***** Data

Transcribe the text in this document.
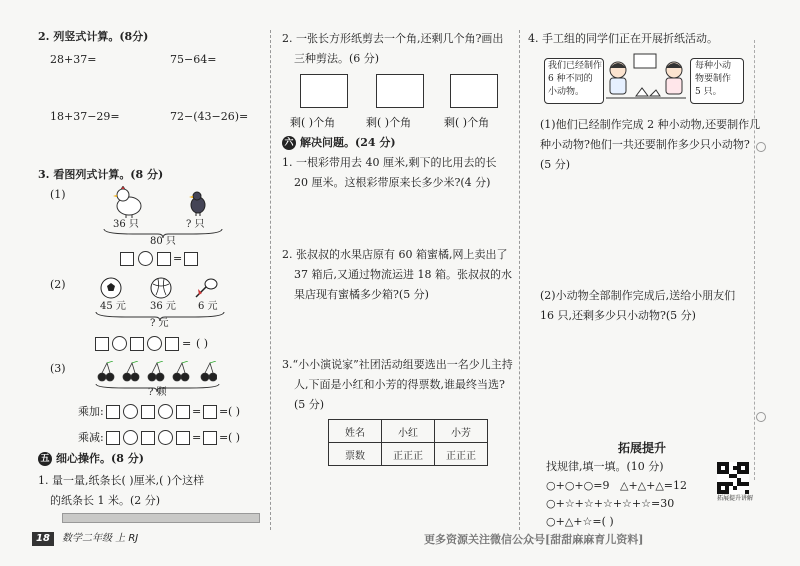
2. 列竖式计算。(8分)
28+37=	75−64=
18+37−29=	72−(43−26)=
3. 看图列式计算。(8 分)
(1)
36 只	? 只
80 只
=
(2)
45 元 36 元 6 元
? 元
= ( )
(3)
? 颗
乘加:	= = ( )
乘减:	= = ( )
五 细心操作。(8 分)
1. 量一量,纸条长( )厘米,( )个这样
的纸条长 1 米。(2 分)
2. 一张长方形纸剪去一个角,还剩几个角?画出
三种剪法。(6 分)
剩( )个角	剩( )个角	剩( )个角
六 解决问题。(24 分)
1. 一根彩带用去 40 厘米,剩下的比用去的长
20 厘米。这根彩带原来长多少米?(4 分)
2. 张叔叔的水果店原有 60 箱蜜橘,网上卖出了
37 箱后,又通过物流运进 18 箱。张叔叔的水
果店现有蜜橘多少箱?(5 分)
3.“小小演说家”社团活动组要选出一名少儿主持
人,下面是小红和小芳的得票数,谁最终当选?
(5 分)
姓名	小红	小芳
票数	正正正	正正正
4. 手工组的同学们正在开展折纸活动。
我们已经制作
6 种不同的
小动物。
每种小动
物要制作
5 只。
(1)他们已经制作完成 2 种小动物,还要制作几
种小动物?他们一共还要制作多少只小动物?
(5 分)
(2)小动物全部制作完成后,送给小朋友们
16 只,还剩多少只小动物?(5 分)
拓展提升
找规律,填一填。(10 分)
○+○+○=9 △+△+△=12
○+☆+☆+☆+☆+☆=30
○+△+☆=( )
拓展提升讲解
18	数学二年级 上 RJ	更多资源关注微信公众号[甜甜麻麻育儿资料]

**********

Set down the lines of the records above exactly, apart from the pictures.

Transcribe the text in this document.
2. 列竖式计算。(8分)
28+37=	75−64=
18+37−29=	72−(43−26)=
3. 看图列式计算。(8 分)
(1)
36 只	? 只
80 只
=
(2)
45 元 36 元 6 元
? 元
= ( )
(3)
? 颗
乘加:	= = ( )
乘减:	= = ( )
五 细心操作。(8 分)
1. 量一量,纸条长( )厘米,( )个这样
的纸条长 1 米。(2 分)
2. 一张长方形纸剪去一个角,还剩几个角?画出
三种剪法。(6 分)
剩( )个角	剩( )个角	剩( )个角
六 解决问题。(24 分)
1. 一根彩带用去 40 厘米,剩下的比用去的长
20 厘米。这根彩带原来长多少米?(4 分)
2. 张叔叔的水果店原有 60 箱蜜橘,网上卖出了
37 箱后,又通过物流运进 18 箱。张叔叔的水
果店现有蜜橘多少箱?(5 分)
3.“小小演说家”社团活动组要选出一名少儿主持
人,下面是小红和小芳的得票数,谁最终当选?
(5 分)
姓名	小红	小芳
票数	正正正	正正正
4. 手工组的同学们正在开展折纸活动。
我们已经制作
6 种不同的
小动物。
每种小动
物要制作
5 只。
(1)他们已经制作完成 2 种小动物,还要制作几
种小动物?他们一共还要制作多少只小动物?
(5 分)
(2)小动物全部制作完成后,送给小朋友们
16 只,还剩多少只小动物?(5 分)
拓展提升
找规律,填一填。(10 分)
○+○+○=9 △+△+△=12
○+☆+☆+☆+☆+☆=30
○+△+☆=( )
拓展提升讲解
18	数学二年级 上 RJ	更多资源关注微信公众号[甜甜麻麻育儿资料]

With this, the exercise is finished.